Problem description
Without dropping or altering a single word, give the listing again.

Task material

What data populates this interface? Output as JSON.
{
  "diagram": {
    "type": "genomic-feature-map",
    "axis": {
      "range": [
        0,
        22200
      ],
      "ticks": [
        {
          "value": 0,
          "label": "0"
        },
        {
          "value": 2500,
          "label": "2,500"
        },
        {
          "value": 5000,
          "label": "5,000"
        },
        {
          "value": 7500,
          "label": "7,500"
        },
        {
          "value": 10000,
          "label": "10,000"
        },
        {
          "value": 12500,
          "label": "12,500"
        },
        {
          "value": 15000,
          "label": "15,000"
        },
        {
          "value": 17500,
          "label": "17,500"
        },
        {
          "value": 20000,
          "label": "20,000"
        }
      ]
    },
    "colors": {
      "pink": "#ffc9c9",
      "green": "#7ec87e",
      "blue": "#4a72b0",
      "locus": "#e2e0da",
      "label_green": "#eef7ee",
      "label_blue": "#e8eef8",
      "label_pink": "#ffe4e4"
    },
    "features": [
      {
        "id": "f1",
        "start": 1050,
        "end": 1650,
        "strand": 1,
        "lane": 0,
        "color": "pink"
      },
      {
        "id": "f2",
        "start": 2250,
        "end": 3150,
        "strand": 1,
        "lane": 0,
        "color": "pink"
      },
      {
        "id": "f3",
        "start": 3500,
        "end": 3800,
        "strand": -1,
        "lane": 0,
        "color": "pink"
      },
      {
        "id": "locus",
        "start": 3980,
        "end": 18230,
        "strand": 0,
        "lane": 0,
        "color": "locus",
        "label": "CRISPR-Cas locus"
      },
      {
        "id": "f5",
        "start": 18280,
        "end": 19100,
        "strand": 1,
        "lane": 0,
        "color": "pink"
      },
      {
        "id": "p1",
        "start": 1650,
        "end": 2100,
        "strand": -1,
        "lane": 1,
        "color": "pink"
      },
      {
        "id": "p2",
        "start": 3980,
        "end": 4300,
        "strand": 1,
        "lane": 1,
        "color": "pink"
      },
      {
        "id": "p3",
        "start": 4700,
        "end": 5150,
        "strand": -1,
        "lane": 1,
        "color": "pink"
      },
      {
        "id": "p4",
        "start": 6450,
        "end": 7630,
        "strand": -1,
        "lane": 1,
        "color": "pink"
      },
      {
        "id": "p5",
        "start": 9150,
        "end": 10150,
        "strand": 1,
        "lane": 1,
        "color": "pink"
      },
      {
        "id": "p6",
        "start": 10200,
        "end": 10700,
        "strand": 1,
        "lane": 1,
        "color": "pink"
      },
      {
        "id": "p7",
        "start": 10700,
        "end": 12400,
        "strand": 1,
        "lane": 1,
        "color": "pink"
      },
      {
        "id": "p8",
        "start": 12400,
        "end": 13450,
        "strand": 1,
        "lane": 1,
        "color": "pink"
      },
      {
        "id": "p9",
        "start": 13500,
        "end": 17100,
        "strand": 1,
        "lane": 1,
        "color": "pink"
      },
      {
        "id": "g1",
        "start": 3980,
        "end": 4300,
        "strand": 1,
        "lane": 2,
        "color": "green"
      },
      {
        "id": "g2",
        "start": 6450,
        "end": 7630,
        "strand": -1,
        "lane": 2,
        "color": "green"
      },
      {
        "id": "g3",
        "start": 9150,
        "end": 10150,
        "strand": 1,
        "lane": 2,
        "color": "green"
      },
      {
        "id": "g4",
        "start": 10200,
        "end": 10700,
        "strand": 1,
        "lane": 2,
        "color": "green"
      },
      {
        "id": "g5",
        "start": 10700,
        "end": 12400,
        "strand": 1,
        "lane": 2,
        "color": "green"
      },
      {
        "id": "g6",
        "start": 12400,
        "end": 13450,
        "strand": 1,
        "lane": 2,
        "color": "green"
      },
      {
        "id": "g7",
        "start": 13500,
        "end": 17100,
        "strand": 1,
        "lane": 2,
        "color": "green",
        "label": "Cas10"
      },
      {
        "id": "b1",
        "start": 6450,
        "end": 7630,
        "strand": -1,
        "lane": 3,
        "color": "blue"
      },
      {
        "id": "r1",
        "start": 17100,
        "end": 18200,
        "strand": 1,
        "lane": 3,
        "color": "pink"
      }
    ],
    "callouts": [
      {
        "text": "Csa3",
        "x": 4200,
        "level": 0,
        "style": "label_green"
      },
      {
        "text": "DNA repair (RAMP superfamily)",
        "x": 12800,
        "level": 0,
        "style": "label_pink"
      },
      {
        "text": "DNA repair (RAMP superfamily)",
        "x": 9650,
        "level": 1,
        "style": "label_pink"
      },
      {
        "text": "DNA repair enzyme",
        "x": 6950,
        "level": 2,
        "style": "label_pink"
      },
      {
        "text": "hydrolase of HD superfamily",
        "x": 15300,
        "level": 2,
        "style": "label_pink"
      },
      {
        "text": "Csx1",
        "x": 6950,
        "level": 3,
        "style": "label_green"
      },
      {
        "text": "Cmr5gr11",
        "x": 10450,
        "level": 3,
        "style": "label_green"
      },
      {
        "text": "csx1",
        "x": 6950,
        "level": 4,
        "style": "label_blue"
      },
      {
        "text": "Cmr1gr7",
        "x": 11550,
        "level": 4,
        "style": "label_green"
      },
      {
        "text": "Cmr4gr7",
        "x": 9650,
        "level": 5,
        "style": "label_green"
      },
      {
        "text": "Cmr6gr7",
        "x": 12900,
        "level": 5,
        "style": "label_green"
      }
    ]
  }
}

Solved exercise
What data populates this interface? Output as JSON.
{
  "diagram": {
    "type": "genomic-feature-map",
    "axis": {
      "range": [
        0,
        22200
      ],
      "ticks": [
        {
          "value": 0,
          "label": "0"
        },
        {
          "value": 2500,
          "label": "2,500"
        },
        {
          "value": 5000,
          "label": "5,000"
        },
        {
          "value": 7500,
          "label": "7,500"
        },
        {
          "value": 10000,
          "label": "10,000"
        },
        {
          "value": 12500,
          "label": "12,500"
        },
        {
          "value": 15000,
          "label": "15,000"
        },
        {
          "value": 17500,
          "label": "17,500"
        },
        {
          "value": 20000,
          "label": "20,000"
        }
      ]
    },
    "colors": {
      "pink": "#ffc9c9",
      "green": "#7ec87e",
      "blue": "#4a72b0",
      "locus": "#e2e0da",
      "label_green": "#eef7ee",
      "label_blue": "#e8eef8",
      "label_pink": "#ffe4e4"
    },
    "features": [
      {
        "id": "f1",
        "start": 1050,
        "end": 1650,
        "strand": 1,
        "lane": 0,
        "color": "pink"
      },
      {
        "id": "f2",
        "start": 2250,
        "end": 3150,
        "strand": 1,
        "lane": 0,
        "color": "pink"
      },
      {
        "id": "f3",
        "start": 3500,
        "end": 3800,
        "strand": -1,
        "lane": 0,
        "color": "pink"
      },
      {
        "id": "locus",
        "start": 3980,
        "end": 18230,
        "strand": 0,
        "lane": 0,
        "color": "locus",
        "label": "CRISPR-Cas locus"
      },
      {
        "id": "f5",
        "start": 18280,
        "end": 19100,
        "strand": 1,
        "lane": 0,
        "color": "pink"
      },
      {
        "id": "p1",
        "start": 1650,
        "end": 2100,
        "strand": -1,
        "lane": 1,
        "color": "pink"
      },
      {
        "id": "p2",
        "start": 3980,
        "end": 4300,
        "strand": 1,
        "lane": 1,
        "color": "pink"
      },
      {
        "id": "p3",
        "start": 4700,
        "end": 5150,
        "strand": -1,
        "lane": 1,
        "color": "pink"
      },
      {
        "id": "p4",
        "start": 6450,
        "end": 7630,
        "strand": -1,
        "lane": 1,
        "color": "pink"
      },
      {
        "id": "p5",
        "start": 9150,
        "end": 10150,
        "strand": 1,
        "lane": 1,
        "color": "pink"
      },
      {
        "id": "p6",
        "start": 10200,
        "end": 10700,
        "strand": 1,
        "lane": 1,
        "color": "pink"
      },
      {
        "id": "p7",
        "start": 10700,
        "end": 12400,
        "strand": 1,
        "lane": 1,
        "color": "pink"
      },
      {
        "id": "p8",
        "start": 12400,
        "end": 13450,
        "strand": 1,
        "lane": 1,
        "color": "pink"
      },
      {
        "id": "p9",
        "start": 13500,
        "end": 17100,
        "strand": 1,
        "lane": 1,
        "color": "pink"
      },
      {
        "id": "g1",
        "start": 3980,
        "end": 4300,
        "strand": 1,
        "lane": 2,
        "color": "green"
      },
      {
        "id": "g2",
        "start": 6450,
        "end": 7630,
        "strand": -1,
        "lane": 2,
        "color": "green"
      },
      {
        "id": "g3",
        "start": 9150,
        "end": 10150,
        "strand": 1,
        "lane": 2,
        "color": "green"
      },
      {
        "id": "g4",
        "start": 10200,
        "end": 10700,
        "strand": 1,
        "lane": 2,
        "color": "green"
      },
      {
        "id": "g5",
        "start": 10700,
        "end": 12400,
        "strand": 1,
        "lane": 2,
        "color": "green"
      },
      {
        "id": "g6",
        "start": 12400,
        "end": 13450,
        "strand": 1,
        "lane": 2,
        "color": "green"
      },
      {
        "id": "g7",
        "start": 13500,
        "end": 17100,
        "strand": 1,
        "lane": 2,
        "color": "green",
        "label": "Cas10"
      },
      {
        "id": "b1",
        "start": 6450,
        "end": 7630,
        "strand": -1,
        "lane": 3,
        "color": "blue"
      },
      {
        "id": "r1",
        "start": 17100,
        "end": 18200,
        "strand": 1,
        "lane": 3,
        "color": "pink"
      }
    ],
    "callouts": [
      {
        "text": "Csa3",
        "x": 4200,
        "level": 0,
        "style": "label_green"
      },
      {
        "text": "DNA repair (RAMP superfamily)",
        "x": 12800,
        "level": 0,
        "style": "label_pink"
      },
      {
        "text": "DNA repair (RAMP superfamily)",
        "x": 9650,
        "level": 1,
        "style": "label_pink"
      },
      {
        "text": "DNA repair enzyme",
        "x": 6950,
        "level": 2,
        "style": "label_pink"
      },
      {
        "text": "hydrolase of HD superfamily",
        "x": 15300,
        "level": 2,
        "style": "label_pink"
      },
      {
        "text": "Csx1",
        "x": 6950,
        "level": 3,
        "style": "label_green"
      },
      {
        "text": "Cmr5gr11",
        "x": 10450,
        "level": 3,
        "style": "label_green"
      },
      {
        "text": "csx1",
        "x": 6950,
        "level": 4,
        "style": "label_blue"
      },
      {
        "text": "Cmr1gr7",
        "x": 11550,
        "level": 4,
        "style": "label_green"
      },
      {
        "text": "Cmr4gr7",
        "x": 9650,
        "level": 5,
        "style": "label_green"
      },
      {
        "text": "Cmr6gr7",
        "x": 12900,
        "level": 5,
        "style": "label_green"
      }
    ]
  }
}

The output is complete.